_What the task asks:_ Exactly reproduce each entry, leaving out nothing.

_Listed records:_
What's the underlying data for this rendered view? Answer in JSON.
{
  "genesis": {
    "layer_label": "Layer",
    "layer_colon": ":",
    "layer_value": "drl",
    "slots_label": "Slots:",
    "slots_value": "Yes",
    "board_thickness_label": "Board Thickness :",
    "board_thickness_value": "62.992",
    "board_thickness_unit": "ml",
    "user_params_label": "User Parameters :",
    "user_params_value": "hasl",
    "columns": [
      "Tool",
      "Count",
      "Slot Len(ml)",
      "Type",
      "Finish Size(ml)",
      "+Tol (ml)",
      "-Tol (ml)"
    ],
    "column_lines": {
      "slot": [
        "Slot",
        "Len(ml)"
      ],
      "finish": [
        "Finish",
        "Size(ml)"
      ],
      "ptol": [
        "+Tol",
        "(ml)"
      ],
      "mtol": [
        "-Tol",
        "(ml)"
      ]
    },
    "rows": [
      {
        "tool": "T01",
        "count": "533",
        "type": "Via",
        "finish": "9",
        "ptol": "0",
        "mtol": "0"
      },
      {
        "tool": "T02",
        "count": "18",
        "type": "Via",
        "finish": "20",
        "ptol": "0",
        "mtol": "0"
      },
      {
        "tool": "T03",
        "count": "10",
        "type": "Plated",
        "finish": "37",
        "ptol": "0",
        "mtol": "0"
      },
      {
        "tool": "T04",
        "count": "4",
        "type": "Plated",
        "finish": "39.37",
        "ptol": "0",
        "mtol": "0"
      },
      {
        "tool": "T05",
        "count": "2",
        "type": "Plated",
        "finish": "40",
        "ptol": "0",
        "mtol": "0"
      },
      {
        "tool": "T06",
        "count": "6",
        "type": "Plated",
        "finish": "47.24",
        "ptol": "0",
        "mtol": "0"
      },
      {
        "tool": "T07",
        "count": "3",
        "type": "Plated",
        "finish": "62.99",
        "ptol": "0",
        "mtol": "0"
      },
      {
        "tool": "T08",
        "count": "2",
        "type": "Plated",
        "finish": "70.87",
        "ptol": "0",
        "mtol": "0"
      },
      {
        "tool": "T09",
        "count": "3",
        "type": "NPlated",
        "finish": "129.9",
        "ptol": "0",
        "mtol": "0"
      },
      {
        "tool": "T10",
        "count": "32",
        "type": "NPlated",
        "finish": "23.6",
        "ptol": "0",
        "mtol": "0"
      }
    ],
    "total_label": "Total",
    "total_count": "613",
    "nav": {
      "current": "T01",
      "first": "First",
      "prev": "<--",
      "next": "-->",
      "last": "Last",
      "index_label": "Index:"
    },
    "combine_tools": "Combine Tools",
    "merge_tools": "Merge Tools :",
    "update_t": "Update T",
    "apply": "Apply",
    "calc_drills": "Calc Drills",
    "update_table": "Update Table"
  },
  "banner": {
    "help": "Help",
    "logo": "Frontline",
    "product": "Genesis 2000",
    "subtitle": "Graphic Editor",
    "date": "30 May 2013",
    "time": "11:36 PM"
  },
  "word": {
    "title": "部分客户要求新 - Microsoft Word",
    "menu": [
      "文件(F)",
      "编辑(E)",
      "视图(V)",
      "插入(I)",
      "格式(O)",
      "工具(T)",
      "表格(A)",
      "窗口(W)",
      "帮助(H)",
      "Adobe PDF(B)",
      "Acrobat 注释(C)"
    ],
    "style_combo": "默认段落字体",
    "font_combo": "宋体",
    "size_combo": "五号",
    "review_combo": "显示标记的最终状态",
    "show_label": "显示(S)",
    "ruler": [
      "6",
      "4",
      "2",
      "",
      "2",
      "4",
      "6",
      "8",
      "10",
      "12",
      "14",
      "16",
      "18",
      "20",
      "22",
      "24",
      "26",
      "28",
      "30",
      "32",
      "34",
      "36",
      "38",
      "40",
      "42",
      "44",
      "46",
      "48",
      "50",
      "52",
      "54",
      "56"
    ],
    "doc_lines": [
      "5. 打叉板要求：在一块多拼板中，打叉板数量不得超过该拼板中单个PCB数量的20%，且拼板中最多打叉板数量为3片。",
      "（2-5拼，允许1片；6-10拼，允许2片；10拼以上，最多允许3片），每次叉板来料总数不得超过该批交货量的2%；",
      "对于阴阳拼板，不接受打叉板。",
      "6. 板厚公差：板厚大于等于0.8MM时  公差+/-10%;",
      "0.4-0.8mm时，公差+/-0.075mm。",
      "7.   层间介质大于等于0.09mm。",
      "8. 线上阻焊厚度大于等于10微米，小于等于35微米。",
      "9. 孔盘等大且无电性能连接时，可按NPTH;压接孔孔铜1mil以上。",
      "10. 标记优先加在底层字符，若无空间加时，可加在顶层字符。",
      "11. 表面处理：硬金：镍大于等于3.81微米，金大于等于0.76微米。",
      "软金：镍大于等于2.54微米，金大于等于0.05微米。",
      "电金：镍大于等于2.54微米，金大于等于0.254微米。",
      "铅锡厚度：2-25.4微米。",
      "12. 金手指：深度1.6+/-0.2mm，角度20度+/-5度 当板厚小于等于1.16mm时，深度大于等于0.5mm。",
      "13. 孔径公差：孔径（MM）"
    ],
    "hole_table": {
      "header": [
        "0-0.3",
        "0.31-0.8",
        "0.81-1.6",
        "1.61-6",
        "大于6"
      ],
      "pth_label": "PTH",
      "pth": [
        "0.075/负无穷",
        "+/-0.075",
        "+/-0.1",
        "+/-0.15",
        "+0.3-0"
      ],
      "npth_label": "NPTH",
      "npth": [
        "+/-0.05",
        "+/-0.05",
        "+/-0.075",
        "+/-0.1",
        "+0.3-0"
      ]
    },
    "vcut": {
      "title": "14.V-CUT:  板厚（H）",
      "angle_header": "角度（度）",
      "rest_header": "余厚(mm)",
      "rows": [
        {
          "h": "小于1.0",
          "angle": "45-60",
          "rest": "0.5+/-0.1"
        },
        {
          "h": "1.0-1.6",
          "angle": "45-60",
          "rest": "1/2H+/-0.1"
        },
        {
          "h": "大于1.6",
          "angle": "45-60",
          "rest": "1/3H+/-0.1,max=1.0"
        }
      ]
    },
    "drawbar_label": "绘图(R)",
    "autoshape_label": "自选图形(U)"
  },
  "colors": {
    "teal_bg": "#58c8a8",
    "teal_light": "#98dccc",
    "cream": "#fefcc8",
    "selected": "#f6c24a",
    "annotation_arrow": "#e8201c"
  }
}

_Response area:_
What's the underlying data for this rendered view? Answer in JSON.
{
  "genesis": {
    "layer_label": "Layer",
    "layer_colon": ":",
    "layer_value": "drl",
    "slots_label": "Slots:",
    "slots_value": "Yes",
    "board_thickness_label": "Board Thickness :",
    "board_thickness_value": "62.992",
    "board_thickness_unit": "ml",
    "user_params_label": "User Parameters :",
    "user_params_value": "hasl",
    "columns": [
      "Tool",
      "Count",
      "Slot Len(ml)",
      "Type",
      "Finish Size(ml)",
      "+Tol (ml)",
      "-Tol (ml)"
    ],
    "column_lines": {
      "slot": [
        "Slot",
        "Len(ml)"
      ],
      "finish": [
        "Finish",
        "Size(ml)"
      ],
      "ptol": [
        "+Tol",
        "(ml)"
      ],
      "mtol": [
        "-Tol",
        "(ml)"
      ]
    },
    "rows": [
      {
        "tool": "T01",
        "count": "533",
        "type": "Via",
        "finish": "9",
        "ptol": "0",
        "mtol": "0"
      },
      {
        "tool": "T02",
        "count": "18",
        "type": "Via",
        "finish": "20",
        "ptol": "0",
        "mtol": "0"
      },
      {
        "tool": "T03",
        "count": "10",
        "type": "Plated",
        "finish": "37",
        "ptol": "0",
        "mtol": "0"
      },
      {
        "tool": "T04",
        "count": "4",
        "type": "Plated",
        "finish": "39.37",
        "ptol": "0",
        "mtol": "0"
      },
      {
        "tool": "T05",
        "count": "2",
        "type": "Plated",
        "finish": "40",
        "ptol": "0",
        "mtol": "0"
      },
      {
        "tool": "T06",
        "count": "6",
        "type": "Plated",
        "finish": "47.24",
        "ptol": "0",
        "mtol": "0"
      },
      {
        "tool": "T07",
        "count": "3",
        "type": "Plated",
        "finish": "62.99",
        "ptol": "0",
        "mtol": "0"
      },
      {
        "tool": "T08",
        "count": "2",
        "type": "Plated",
        "finish": "70.87",
        "ptol": "0",
        "mtol": "0"
      },
      {
        "tool": "T09",
        "count": "3",
        "type": "NPlated",
        "finish": "129.9",
        "ptol": "0",
        "mtol": "0"
      },
      {
        "tool": "T10",
        "count": "32",
        "type": "NPlated",
        "finish": "23.6",
        "ptol": "0",
        "mtol": "0"
      }
    ],
    "total_label": "Total",
    "total_count": "613",
    "nav": {
      "current": "T01",
      "first": "First",
      "prev": "<--",
      "next": "-->",
      "last": "Last",
      "index_label": "Index:"
    },
    "combine_tools": "Combine Tools",
    "merge_tools": "Merge Tools :",
    "update_t": "Update T",
    "apply": "Apply",
    "calc_drills": "Calc Drills",
    "update_table": "Update Table"
  },
  "banner": {
    "help": "Help",
    "logo": "Frontline",
    "product": "Genesis 2000",
    "subtitle": "Graphic Editor",
    "date": "30 May 2013",
    "time": "11:36 PM"
  },
  "word": {
    "title": "部分客户要求新 - Microsoft Word",
    "menu": [
      "文件(F)",
      "编辑(E)",
      "视图(V)",
      "插入(I)",
      "格式(O)",
      "工具(T)",
      "表格(A)",
      "窗口(W)",
      "帮助(H)",
      "Adobe PDF(B)",
      "Acrobat 注释(C)"
    ],
    "style_combo": "默认段落字体",
    "font_combo": "宋体",
    "size_combo": "五号",
    "review_combo": "显示标记的最终状态",
    "show_label": "显示(S)",
    "ruler": [
      "6",
      "4",
      "2",
      "",
      "2",
      "4",
      "6",
      "8",
      "10",
      "12",
      "14",
      "16",
      "18",
      "20",
      "22",
      "24",
      "26",
      "28",
      "30",
      "32",
      "34",
      "36",
      "38",
      "40",
      "42",
      "44",
      "46",
      "48",
      "50",
      "52",
      "54",
      "56"
    ],
    "doc_lines": [
      "5. 打叉板要求：在一块多拼板中，打叉板数量不得超过该拼板中单个PCB数量的20%，且拼板中最多打叉板数量为3片。",
      "（2-5拼，允许1片；6-10拼，允许2片；10拼以上，最多允许3片），每次叉板来料总数不得超过该批交货量的2%；",
      "对于阴阳拼板，不接受打叉板。",
      "6. 板厚公差：板厚大于等于0.8MM时  公差+/-10%;",
      "0.4-0.8mm时，公差+/-0.075mm。",
      "7.   层间介质大于等于0.09mm。",
      "8. 线上阻焊厚度大于等于10微米，小于等于35微米。",
      "9. 孔盘等大且无电性能连接时，可按NPTH;压接孔孔铜1mil以上。",
      "10. 标记优先加在底层字符，若无空间加时，可加在顶层字符。",
      "11. 表面处理：硬金：镍大于等于3.81微米，金大于等于0.76微米。",
      "软金：镍大于等于2.54微米，金大于等于0.05微米。",
      "电金：镍大于等于2.54微米，金大于等于0.254微米。",
      "铅锡厚度：2-25.4微米。",
      "12. 金手指：深度1.6+/-0.2mm，角度20度+/-5度 当板厚小于等于1.16mm时，深度大于等于0.5mm。",
      "13. 孔径公差：孔径（MM）"
    ],
    "hole_table": {
      "header": [
        "0-0.3",
        "0.31-0.8",
        "0.81-1.6",
        "1.61-6",
        "大于6"
      ],
      "pth_label": "PTH",
      "pth": [
        "0.075/负无穷",
        "+/-0.075",
        "+/-0.1",
        "+/-0.15",
        "+0.3-0"
      ],
      "npth_label": "NPTH",
      "npth": [
        "+/-0.05",
        "+/-0.05",
        "+/-0.075",
        "+/-0.1",
        "+0.3-0"
      ]
    },
    "vcut": {
      "title": "14.V-CUT:  板厚（H）",
      "angle_header": "角度（度）",
      "rest_header": "余厚(mm)",
      "rows": [
        {
          "h": "小于1.0",
          "angle": "45-60",
          "rest": "0.5+/-0.1"
        },
        {
          "h": "1.0-1.6",
          "angle": "45-60",
          "rest": "1/2H+/-0.1"
        },
        {
          "h": "大于1.6",
          "angle": "45-60",
          "rest": "1/3H+/-0.1,max=1.0"
        }
      ]
    },
    "drawbar_label": "绘图(R)",
    "autoshape_label": "自选图形(U)"
  },
  "colors": {
    "teal_bg": "#58c8a8",
    "teal_light": "#98dccc",
    "cream": "#fefcc8",
    "selected": "#f6c24a",
    "annotation_arrow": "#e8201c"
  }
}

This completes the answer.